» Short exercise
Write out the material again exactly, please, and omit the pictures.

» Extracted material
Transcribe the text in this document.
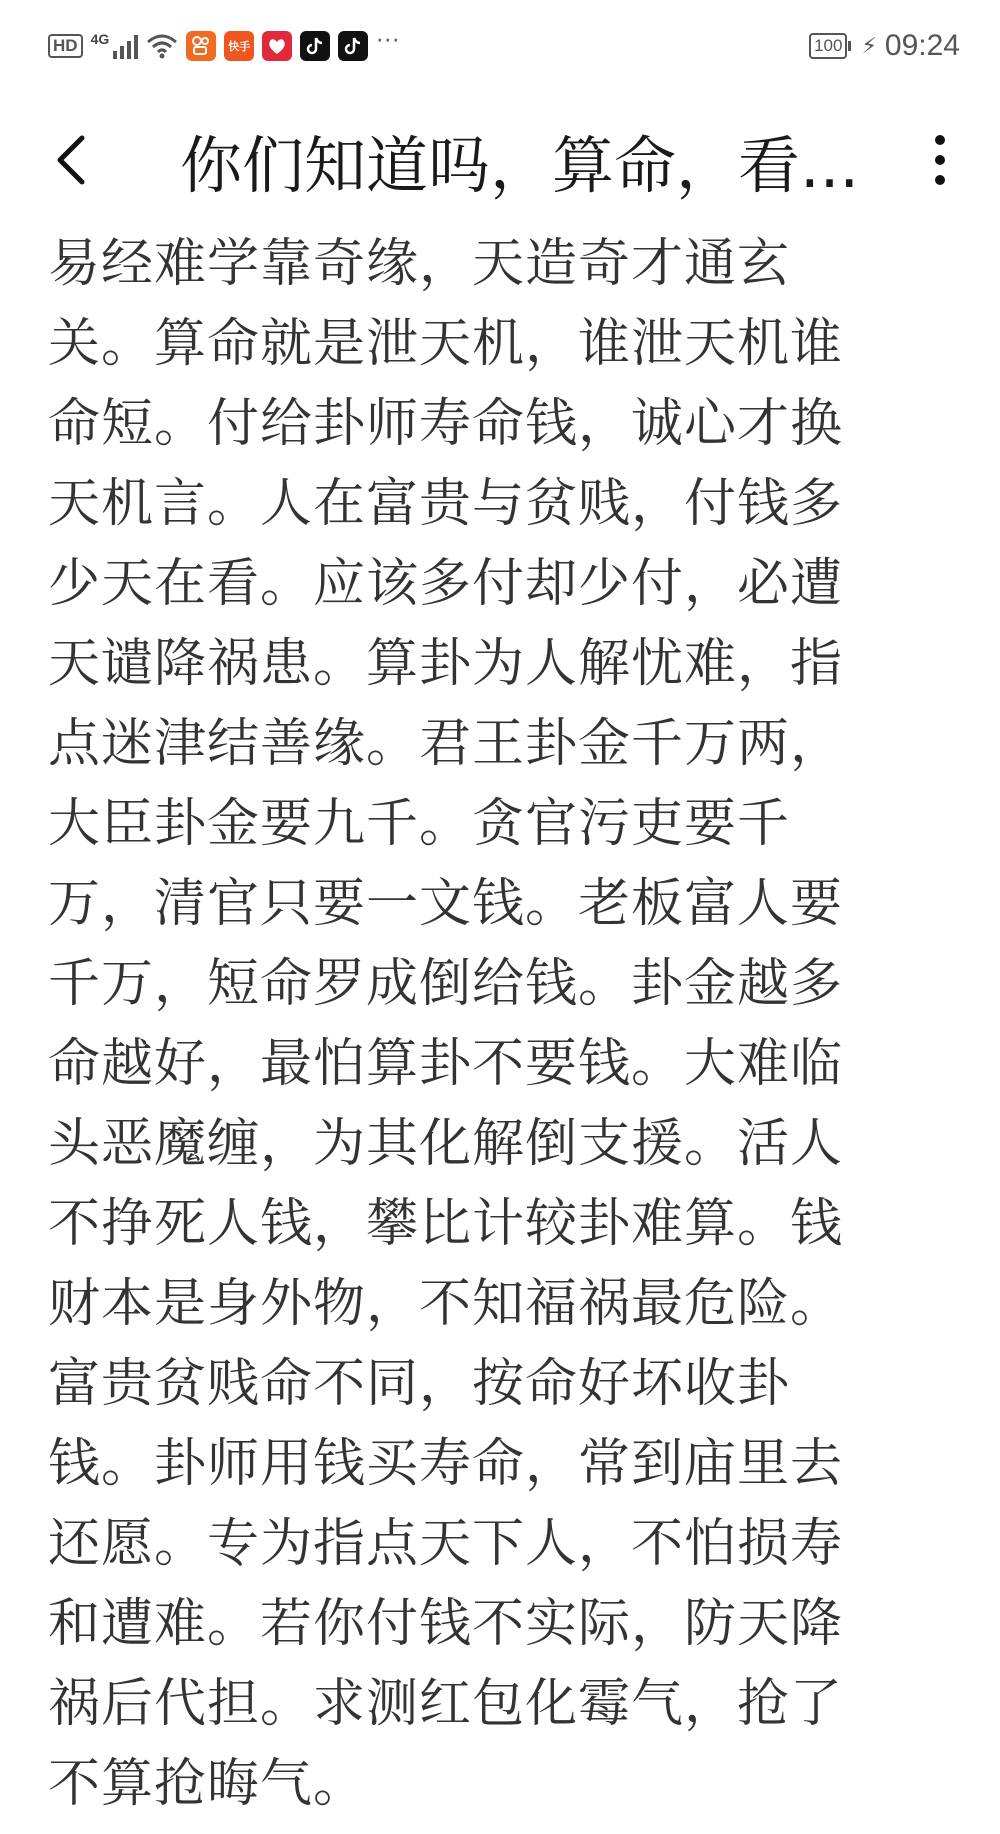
HD 4G	快手	···	100 ⚡ 09:24
你们知道吗，算命，看...
易经难学靠奇缘，天造奇才通玄
关。算命就是泄天机，谁泄天机谁
命短。付给卦师寿命钱，诚心才换
天机言。人在富贵与贫贱，付钱多
少天在看。应该多付却少付，必遭
天谴降祸患。算卦为人解忧难，指
点迷津结善缘。君王卦金千万两，
大臣卦金要九千。贪官污吏要千
万，清官只要一文钱。老板富人要
千万，短命罗成倒给钱。卦金越多
命越好，最怕算卦不要钱。大难临
头恶魔缠，为其化解倒支援。活人
不挣死人钱，攀比计较卦难算。钱
财本是身外物，不知福祸最危险。
富贵贫贱命不同，按命好坏收卦
钱。卦师用钱买寿命，常到庙里去
还愿。专为指点天下人，不怕损寿
和遭难。若你付钱不实际，防天降
祸后代担。求测红包化霉气，抢了
不算抢晦气。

» Response to this exercise
Transcribe the text in this document.
HD 4G	快手	···	100 ⚡ 09:24
你们知道吗，算命，看...
易经难学靠奇缘，天造奇才通玄
关。算命就是泄天机，谁泄天机谁
命短。付给卦师寿命钱，诚心才换
天机言。人在富贵与贫贱，付钱多
少天在看。应该多付却少付，必遭
天谴降祸患。算卦为人解忧难，指
点迷津结善缘。君王卦金千万两，
大臣卦金要九千。贪官污吏要千
万，清官只要一文钱。老板富人要
千万，短命罗成倒给钱。卦金越多
命越好，最怕算卦不要钱。大难临
头恶魔缠，为其化解倒支援。活人
不挣死人钱，攀比计较卦难算。钱
财本是身外物，不知福祸最危险。
富贵贫贱命不同，按命好坏收卦
钱。卦师用钱买寿命，常到庙里去
还愿。专为指点天下人，不怕损寿
和遭难。若你付钱不实际，防天降
祸后代担。求测红包化霉气，抢了
不算抢晦气。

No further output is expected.